(begin)
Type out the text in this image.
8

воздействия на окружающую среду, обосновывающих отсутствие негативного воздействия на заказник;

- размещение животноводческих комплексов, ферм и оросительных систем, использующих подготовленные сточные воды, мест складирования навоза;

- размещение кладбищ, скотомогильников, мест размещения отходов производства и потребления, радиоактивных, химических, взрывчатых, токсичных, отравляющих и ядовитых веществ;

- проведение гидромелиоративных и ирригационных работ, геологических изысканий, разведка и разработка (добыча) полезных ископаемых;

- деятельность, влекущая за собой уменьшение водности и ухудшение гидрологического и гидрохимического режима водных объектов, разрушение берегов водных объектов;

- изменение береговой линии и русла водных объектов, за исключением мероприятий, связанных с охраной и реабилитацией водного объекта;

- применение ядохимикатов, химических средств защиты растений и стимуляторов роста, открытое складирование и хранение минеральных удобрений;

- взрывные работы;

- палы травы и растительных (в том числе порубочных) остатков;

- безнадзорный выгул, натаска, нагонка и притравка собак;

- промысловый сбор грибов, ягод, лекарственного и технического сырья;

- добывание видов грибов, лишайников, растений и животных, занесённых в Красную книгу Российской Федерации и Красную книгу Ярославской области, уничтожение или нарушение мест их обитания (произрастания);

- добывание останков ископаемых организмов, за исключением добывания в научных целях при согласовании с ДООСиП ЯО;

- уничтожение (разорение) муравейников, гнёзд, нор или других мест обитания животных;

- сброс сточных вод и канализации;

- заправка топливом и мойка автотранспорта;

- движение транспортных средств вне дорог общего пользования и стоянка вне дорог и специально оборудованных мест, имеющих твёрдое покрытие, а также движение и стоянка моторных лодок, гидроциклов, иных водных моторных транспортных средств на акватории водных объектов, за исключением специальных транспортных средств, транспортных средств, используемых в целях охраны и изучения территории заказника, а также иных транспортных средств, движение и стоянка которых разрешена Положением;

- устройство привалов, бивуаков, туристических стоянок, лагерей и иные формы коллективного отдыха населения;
(end)
§ **GOAL**
Every entry in the listing must be retyped exactly.

§ **COMPLETE OUTPUT**
Type out the text in this image.
8

воздействия на окружающую среду, обосновывающих отсутствие негативного воздействия на заказник;

- размещение животноводческих комплексов, ферм и оросительных систем, использующих подготовленные сточные воды, мест складирования навоза;

- размещение кладбищ, скотомогильников, мест размещения отходов производства и потребления, радиоактивных, химических, взрывчатых, токсичных, отравляющих и ядовитых веществ;

- проведение гидромелиоративных и ирригационных работ, геологических изысканий, разведка и разработка (добыча) полезных ископаемых;

- деятельность, влекущая за собой уменьшение водности и ухудшение гидрологического и гидрохимического режима водных объектов, разрушение берегов водных объектов;

- изменение береговой линии и русла водных объектов, за исключением мероприятий, связанных с охраной и реабилитацией водного объекта;

- применение ядохимикатов, химических средств защиты растений и стимуляторов роста, открытое складирование и хранение минеральных удобрений;

- взрывные работы;

- палы травы и растительных (в том числе порубочных) остатков;

- безнадзорный выгул, натаска, нагонка и притравка собак;

- промысловый сбор грибов, ягод, лекарственного и технического сырья;

- добывание видов грибов, лишайников, растений и животных, занесённых в Красную книгу Российской Федерации и Красную книгу Ярославской области, уничтожение или нарушение мест их обитания (произрастания);

- добывание останков ископаемых организмов, за исключением добывания в научных целях при согласовании с ДООСиП ЯО;

- уничтожение (разорение) муравейников, гнёзд, нор или других мест обитания животных;

- сброс сточных вод и канализации;

- заправка топливом и мойка автотранспорта;

- движение транспортных средств вне дорог общего пользования и стоянка вне дорог и специально оборудованных мест, имеющих твёрдое покрытие, а также движение и стоянка моторных лодок, гидроциклов, иных водных моторных транспортных средств на акватории водных объектов, за исключением специальных транспортных средств, транспортных средств, используемых в целях охраны и изучения территории заказника, а также иных транспортных средств, движение и стоянка которых разрешена Положением;

- устройство привалов, бивуаков, туристических стоянок, лагерей и иные формы коллективного отдыха населения;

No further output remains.